TASK TO CARRY OUT
Pull out every line below that holds the word "Group".

GIVEN DATA

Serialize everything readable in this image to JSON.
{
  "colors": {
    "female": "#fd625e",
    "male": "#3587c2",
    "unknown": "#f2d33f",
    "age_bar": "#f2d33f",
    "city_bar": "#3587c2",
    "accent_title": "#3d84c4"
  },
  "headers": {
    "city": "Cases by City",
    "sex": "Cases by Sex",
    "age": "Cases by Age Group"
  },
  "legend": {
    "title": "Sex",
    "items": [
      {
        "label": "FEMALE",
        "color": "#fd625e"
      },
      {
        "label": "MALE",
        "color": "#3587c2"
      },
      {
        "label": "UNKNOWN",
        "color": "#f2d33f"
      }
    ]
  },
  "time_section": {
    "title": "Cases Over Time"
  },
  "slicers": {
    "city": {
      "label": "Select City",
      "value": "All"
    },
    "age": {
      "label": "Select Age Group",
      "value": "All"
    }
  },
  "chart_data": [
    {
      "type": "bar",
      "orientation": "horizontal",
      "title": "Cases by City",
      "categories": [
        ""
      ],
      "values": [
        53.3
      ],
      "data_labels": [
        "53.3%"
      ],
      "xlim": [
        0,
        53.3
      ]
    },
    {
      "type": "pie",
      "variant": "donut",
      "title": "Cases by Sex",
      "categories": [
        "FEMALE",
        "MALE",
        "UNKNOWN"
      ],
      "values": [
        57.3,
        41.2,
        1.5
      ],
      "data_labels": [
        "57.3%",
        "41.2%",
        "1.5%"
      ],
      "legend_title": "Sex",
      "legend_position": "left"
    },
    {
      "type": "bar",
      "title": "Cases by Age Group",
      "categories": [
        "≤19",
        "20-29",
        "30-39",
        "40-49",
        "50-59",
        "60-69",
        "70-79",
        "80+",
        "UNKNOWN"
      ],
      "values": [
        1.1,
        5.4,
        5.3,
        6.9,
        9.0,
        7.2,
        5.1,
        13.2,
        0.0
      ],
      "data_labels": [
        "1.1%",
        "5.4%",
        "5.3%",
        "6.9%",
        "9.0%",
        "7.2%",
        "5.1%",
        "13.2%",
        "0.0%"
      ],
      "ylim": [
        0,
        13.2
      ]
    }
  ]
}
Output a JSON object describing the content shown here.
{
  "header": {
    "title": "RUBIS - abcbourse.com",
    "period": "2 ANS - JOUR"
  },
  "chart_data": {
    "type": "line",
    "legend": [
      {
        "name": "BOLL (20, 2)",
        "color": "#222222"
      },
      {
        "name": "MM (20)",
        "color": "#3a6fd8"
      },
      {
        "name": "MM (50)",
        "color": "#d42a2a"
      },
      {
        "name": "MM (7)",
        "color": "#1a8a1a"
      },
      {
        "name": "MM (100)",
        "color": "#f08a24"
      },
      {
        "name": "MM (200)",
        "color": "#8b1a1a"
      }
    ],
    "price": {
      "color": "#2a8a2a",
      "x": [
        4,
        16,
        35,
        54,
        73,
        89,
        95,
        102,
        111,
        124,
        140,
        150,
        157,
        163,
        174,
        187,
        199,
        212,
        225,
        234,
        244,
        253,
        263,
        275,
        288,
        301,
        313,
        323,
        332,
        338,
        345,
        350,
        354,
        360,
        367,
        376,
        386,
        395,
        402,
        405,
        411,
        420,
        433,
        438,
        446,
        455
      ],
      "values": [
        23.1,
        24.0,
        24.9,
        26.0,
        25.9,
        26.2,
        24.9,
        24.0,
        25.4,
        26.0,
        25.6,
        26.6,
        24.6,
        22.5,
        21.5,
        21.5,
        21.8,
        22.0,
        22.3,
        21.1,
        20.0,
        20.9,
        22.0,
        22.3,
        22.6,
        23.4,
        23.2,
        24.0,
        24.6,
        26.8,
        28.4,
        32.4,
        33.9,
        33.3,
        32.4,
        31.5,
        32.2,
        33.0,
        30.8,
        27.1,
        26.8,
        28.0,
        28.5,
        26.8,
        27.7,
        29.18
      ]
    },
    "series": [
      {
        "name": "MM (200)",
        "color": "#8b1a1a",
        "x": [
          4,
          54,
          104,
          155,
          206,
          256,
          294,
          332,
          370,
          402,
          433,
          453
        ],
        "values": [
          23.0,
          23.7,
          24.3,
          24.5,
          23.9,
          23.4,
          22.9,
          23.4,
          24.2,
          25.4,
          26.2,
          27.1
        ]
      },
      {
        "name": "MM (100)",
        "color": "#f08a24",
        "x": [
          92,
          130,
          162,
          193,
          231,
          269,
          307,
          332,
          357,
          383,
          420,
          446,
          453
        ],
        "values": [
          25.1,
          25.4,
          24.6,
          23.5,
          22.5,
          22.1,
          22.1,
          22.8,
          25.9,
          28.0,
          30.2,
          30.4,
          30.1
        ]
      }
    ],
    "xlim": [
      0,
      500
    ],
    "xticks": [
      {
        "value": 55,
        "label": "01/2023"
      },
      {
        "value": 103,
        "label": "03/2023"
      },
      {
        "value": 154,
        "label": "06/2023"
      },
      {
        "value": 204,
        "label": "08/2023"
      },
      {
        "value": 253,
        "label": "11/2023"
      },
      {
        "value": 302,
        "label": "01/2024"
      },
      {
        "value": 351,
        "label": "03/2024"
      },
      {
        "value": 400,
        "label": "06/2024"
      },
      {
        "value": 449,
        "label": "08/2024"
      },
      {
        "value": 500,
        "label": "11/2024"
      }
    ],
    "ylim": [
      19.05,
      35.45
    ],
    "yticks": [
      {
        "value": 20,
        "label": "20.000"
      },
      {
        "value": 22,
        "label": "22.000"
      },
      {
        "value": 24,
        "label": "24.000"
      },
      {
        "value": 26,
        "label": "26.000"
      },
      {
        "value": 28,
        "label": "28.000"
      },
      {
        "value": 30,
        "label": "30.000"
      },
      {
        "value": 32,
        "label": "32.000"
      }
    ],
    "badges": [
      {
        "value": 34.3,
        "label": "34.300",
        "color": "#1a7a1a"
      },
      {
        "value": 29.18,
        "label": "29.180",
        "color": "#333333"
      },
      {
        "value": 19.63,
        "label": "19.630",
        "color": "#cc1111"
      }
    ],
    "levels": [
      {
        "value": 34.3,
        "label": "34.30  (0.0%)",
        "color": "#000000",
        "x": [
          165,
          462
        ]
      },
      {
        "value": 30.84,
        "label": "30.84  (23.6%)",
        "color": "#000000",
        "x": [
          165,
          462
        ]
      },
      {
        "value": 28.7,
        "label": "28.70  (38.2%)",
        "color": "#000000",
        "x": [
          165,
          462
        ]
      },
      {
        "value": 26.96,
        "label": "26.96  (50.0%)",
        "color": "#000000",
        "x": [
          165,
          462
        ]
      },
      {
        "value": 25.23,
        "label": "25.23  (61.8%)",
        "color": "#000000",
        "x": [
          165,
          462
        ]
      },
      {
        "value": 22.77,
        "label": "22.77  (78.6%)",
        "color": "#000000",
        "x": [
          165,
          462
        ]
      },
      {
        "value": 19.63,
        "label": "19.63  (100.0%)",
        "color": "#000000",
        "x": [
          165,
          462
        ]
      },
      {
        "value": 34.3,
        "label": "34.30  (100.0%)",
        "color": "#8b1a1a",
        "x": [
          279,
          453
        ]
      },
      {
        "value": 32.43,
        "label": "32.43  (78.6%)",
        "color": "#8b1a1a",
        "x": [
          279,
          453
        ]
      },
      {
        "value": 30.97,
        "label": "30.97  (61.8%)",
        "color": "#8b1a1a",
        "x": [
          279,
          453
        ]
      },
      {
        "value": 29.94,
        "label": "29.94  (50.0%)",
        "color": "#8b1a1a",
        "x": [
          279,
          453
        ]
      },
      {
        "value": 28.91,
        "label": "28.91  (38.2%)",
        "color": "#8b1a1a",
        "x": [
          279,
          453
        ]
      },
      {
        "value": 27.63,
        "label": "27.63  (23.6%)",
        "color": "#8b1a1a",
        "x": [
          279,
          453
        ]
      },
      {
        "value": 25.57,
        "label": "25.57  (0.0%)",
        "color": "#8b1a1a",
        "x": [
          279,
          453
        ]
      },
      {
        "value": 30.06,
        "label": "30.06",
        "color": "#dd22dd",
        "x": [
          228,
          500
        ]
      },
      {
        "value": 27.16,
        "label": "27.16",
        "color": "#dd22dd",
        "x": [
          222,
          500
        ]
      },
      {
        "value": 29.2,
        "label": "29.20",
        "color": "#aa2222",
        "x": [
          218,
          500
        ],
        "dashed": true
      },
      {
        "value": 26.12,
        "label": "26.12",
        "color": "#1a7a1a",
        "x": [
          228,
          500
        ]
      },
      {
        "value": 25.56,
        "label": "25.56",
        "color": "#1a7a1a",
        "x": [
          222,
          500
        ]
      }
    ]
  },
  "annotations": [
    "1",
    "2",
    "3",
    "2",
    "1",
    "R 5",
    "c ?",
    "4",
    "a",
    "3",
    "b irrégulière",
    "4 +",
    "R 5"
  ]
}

SOLUTION
    "age": "Cases by Age Group"
      "label": "Select Age Group",
      "title": "Cases by Age Group",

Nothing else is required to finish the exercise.